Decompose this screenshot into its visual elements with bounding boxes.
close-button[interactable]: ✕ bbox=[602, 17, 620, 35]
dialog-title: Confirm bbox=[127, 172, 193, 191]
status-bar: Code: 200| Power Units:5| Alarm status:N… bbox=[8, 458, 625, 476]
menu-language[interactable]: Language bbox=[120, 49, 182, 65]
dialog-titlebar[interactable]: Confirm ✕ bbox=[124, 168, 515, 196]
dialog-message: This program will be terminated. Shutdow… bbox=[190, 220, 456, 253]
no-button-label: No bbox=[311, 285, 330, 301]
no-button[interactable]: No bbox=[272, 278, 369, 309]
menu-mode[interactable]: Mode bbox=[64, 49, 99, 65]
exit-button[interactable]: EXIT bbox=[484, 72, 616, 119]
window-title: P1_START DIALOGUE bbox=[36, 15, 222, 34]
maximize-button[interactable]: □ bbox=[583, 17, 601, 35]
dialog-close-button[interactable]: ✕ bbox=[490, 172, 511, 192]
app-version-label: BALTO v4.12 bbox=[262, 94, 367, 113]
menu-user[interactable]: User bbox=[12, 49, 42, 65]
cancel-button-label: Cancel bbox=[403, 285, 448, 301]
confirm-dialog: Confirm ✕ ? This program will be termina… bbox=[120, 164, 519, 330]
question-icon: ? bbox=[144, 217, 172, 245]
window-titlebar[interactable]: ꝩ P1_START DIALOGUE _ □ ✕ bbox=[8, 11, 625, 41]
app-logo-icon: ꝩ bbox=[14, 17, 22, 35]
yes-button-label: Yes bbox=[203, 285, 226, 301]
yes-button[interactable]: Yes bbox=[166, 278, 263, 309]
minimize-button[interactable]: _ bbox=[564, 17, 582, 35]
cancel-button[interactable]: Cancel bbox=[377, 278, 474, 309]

|---|

### BRIEF
Rewrite all of the material above, replacing "Power Units" with "Power Modules" and leaving everything else as it is.

### CORRECT ANSWER
Decompose this screenshot into its visual elements with bounding boxes.
close-button[interactable]: ✕ bbox=[602, 17, 620, 35]
dialog-title: Confirm bbox=[127, 172, 193, 191]
status-bar: Code: 200| Power Modules:5| Alarm status:N… bbox=[8, 458, 625, 476]
menu-language[interactable]: Language bbox=[120, 49, 182, 65]
dialog-titlebar[interactable]: Confirm ✕ bbox=[124, 168, 515, 196]
dialog-message: This program will be terminated. Shutdow… bbox=[190, 220, 456, 253]
no-button-label: No bbox=[311, 285, 330, 301]
no-button[interactable]: No bbox=[272, 278, 369, 309]
menu-mode[interactable]: Mode bbox=[64, 49, 99, 65]
exit-button[interactable]: EXIT bbox=[484, 72, 616, 119]
window-title: P1_START DIALOGUE bbox=[36, 15, 222, 34]
maximize-button[interactable]: □ bbox=[583, 17, 601, 35]
dialog-close-button[interactable]: ✕ bbox=[490, 172, 511, 192]
app-version-label: BALTO v4.12 bbox=[262, 94, 367, 113]
menu-user[interactable]: User bbox=[12, 49, 42, 65]
cancel-button-label: Cancel bbox=[403, 285, 448, 301]
confirm-dialog: Confirm ✕ ? This program will be termina… bbox=[120, 164, 519, 330]
question-icon: ? bbox=[144, 217, 172, 245]
window-titlebar[interactable]: ꝩ P1_START DIALOGUE _ □ ✕ bbox=[8, 11, 625, 41]
app-logo-icon: ꝩ bbox=[14, 17, 22, 35]
yes-button-label: Yes bbox=[203, 285, 226, 301]
yes-button[interactable]: Yes bbox=[166, 278, 263, 309]
minimize-button[interactable]: _ bbox=[564, 17, 582, 35]
cancel-button[interactable]: Cancel bbox=[377, 278, 474, 309]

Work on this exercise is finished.